### Job
Single out each line with the word "waste" and copy it.

- - - -

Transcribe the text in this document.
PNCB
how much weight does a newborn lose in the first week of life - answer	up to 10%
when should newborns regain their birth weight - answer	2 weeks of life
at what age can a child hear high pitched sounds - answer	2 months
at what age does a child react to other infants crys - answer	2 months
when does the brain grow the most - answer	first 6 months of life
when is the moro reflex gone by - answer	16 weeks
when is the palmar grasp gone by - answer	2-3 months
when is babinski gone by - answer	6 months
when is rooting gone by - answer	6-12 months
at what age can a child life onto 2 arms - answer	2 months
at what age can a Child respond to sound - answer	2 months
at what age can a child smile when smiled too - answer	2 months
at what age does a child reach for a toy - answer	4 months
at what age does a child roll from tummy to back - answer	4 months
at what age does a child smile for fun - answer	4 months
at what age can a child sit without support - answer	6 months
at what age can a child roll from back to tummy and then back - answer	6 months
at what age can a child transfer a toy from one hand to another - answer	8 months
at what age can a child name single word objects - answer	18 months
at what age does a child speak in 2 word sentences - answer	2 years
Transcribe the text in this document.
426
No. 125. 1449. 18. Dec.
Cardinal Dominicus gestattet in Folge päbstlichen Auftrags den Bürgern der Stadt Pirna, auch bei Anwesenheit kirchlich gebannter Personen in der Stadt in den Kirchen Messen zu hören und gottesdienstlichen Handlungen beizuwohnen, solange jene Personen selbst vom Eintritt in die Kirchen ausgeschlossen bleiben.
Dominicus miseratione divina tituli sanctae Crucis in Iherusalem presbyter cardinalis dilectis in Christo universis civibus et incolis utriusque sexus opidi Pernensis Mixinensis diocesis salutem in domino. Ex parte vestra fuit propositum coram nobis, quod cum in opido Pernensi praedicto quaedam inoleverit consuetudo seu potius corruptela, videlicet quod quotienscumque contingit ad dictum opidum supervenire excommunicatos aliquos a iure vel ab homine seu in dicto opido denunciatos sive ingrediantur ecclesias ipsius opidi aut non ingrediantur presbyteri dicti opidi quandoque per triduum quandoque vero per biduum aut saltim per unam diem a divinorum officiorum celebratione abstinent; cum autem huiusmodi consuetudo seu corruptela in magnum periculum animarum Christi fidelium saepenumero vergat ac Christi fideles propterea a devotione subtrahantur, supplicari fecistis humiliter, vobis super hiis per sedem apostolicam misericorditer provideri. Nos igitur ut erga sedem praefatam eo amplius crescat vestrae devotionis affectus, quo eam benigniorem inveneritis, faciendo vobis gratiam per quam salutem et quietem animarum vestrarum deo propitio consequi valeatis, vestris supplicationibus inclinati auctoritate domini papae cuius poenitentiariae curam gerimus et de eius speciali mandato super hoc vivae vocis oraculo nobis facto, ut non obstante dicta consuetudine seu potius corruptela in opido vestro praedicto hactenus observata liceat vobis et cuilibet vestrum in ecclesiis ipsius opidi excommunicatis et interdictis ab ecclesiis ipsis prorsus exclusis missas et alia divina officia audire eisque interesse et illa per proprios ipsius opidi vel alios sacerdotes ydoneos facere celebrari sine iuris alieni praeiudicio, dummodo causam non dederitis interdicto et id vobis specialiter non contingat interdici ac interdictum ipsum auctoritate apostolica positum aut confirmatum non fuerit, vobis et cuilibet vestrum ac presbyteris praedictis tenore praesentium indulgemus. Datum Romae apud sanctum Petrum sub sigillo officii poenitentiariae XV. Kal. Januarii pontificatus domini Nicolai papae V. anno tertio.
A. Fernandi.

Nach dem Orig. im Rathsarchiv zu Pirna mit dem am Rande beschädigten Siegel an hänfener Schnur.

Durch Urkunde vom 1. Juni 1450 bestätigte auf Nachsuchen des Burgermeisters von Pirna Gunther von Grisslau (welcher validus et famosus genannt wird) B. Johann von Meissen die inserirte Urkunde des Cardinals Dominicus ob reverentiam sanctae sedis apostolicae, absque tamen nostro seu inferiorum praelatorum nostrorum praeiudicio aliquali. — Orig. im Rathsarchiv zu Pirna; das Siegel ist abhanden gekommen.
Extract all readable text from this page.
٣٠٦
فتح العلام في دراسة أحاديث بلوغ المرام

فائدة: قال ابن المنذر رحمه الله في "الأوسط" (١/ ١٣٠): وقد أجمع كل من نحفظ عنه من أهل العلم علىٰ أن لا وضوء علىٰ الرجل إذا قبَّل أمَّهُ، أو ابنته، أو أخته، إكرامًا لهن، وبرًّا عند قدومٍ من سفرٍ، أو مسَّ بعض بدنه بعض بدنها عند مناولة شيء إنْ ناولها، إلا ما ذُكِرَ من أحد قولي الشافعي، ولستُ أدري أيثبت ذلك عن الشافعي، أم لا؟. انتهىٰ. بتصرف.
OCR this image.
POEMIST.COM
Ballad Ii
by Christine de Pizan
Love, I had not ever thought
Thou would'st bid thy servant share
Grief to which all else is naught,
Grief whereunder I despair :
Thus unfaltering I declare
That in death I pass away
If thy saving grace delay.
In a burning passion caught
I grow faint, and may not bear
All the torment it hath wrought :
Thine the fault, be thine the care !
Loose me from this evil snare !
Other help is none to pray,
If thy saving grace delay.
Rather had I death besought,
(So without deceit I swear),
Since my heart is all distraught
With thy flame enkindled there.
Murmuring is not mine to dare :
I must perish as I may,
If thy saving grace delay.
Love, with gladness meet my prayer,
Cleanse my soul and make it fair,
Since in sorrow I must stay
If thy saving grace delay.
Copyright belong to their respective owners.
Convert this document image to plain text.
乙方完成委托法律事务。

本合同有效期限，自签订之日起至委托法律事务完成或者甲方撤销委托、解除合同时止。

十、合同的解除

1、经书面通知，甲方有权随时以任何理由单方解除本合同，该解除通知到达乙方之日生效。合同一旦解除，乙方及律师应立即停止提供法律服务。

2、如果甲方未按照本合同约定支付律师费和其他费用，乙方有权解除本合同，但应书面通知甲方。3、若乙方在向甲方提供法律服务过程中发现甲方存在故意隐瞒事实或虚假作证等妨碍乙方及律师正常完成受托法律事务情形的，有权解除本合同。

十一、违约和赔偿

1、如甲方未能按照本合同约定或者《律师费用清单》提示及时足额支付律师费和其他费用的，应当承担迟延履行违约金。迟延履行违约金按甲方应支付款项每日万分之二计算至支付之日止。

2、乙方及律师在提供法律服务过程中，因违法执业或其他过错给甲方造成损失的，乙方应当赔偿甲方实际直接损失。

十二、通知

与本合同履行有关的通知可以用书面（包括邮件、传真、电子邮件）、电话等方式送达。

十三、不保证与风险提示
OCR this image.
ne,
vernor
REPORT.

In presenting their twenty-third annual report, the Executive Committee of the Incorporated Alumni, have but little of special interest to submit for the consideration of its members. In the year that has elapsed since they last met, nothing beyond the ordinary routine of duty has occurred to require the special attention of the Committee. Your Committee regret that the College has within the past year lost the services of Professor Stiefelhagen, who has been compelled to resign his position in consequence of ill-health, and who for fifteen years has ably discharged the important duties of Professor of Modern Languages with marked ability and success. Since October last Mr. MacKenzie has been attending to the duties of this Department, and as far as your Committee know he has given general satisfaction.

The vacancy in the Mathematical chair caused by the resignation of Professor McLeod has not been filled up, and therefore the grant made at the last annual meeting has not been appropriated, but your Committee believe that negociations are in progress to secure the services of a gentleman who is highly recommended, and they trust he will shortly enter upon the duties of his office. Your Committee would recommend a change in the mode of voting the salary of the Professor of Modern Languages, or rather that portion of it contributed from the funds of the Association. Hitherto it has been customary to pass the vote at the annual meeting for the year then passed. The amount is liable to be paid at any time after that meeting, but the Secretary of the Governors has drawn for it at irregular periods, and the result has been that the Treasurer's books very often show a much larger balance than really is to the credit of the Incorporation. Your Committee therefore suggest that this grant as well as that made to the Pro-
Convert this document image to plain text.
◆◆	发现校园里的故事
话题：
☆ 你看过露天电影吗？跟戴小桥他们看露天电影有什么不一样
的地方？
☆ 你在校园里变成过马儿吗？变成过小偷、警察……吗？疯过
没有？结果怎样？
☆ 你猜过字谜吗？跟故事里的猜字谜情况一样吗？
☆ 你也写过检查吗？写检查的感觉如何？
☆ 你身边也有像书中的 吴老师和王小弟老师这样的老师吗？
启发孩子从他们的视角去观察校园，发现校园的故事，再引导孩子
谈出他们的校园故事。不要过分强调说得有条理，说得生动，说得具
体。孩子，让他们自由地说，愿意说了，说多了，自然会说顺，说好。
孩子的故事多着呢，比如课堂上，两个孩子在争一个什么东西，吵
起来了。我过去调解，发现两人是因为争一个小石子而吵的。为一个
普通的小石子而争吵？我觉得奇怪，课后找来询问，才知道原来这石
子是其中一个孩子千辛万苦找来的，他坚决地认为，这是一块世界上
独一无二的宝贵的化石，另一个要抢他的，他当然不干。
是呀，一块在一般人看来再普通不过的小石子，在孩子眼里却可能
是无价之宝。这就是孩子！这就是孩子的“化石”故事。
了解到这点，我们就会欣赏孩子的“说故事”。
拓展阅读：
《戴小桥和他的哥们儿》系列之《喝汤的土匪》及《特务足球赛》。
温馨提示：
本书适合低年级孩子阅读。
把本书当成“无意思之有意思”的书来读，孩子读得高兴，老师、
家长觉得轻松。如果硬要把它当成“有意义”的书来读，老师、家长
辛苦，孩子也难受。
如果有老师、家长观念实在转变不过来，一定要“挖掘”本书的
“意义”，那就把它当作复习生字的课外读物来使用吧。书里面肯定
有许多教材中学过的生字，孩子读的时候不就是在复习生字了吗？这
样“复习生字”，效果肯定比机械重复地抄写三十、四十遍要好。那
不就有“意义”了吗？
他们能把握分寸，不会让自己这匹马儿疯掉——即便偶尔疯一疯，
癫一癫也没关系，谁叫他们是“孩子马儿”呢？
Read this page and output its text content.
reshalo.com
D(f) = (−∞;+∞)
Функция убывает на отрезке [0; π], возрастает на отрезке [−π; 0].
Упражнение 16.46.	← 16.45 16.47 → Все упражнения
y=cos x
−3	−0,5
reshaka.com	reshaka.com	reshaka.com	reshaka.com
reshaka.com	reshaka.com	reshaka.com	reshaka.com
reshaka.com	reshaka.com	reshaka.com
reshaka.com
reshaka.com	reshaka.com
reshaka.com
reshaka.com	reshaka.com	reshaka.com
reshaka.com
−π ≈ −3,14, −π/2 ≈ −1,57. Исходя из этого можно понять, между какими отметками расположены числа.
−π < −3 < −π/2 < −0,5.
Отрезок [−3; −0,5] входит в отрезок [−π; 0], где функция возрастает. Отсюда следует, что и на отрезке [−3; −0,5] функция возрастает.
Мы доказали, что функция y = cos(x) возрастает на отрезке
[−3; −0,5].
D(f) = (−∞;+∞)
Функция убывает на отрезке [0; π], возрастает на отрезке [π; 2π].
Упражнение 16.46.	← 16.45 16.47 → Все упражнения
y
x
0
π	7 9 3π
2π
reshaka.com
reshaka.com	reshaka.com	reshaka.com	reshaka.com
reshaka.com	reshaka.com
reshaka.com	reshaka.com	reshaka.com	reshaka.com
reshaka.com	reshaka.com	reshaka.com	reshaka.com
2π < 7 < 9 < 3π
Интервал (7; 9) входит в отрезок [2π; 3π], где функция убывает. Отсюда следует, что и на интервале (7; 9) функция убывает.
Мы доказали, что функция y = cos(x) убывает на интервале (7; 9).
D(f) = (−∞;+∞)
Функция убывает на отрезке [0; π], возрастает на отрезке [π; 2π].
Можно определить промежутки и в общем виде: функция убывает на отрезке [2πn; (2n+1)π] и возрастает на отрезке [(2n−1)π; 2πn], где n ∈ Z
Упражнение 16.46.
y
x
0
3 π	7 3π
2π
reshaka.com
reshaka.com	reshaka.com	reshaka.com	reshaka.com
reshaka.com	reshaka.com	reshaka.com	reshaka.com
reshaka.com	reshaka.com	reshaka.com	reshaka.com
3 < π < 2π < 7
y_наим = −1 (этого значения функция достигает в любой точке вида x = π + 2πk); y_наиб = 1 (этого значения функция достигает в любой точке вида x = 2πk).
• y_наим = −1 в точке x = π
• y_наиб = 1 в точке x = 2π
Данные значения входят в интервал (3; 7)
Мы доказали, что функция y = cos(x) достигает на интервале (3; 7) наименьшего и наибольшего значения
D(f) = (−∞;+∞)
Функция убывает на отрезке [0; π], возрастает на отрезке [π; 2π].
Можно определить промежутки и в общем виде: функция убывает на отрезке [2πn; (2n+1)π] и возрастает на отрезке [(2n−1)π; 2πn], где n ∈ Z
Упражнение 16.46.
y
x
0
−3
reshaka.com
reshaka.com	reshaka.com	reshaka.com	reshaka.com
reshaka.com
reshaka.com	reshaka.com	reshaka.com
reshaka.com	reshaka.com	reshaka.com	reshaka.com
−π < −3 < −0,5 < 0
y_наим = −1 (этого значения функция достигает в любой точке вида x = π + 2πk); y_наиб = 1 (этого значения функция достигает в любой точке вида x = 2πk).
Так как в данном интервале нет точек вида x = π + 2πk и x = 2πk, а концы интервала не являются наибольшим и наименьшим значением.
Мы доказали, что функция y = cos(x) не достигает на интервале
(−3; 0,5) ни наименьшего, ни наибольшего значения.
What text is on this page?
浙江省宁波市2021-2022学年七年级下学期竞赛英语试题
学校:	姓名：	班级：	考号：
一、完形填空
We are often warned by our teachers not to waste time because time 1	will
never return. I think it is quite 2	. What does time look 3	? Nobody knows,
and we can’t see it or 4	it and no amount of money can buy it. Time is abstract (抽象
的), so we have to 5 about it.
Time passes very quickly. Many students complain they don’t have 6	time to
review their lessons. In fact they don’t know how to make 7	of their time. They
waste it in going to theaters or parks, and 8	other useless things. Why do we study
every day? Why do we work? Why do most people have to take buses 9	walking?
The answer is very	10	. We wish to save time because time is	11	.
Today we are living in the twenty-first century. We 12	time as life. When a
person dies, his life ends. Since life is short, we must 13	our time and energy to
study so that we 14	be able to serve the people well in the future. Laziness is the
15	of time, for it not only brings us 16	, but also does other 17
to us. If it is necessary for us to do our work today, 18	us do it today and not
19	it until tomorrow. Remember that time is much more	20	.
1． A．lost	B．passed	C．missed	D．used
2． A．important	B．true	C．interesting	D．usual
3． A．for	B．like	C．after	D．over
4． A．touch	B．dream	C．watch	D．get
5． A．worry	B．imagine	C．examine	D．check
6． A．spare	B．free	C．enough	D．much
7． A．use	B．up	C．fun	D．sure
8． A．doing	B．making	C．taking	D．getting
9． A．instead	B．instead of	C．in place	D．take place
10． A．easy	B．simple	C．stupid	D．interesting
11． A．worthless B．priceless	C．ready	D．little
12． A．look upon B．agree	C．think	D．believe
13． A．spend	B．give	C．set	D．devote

- - - -

### Correct response
We are often warned by our teachers not to waste time because time 1	will
waste it in going to theaters or parks, and 8	other useless things. Why do we study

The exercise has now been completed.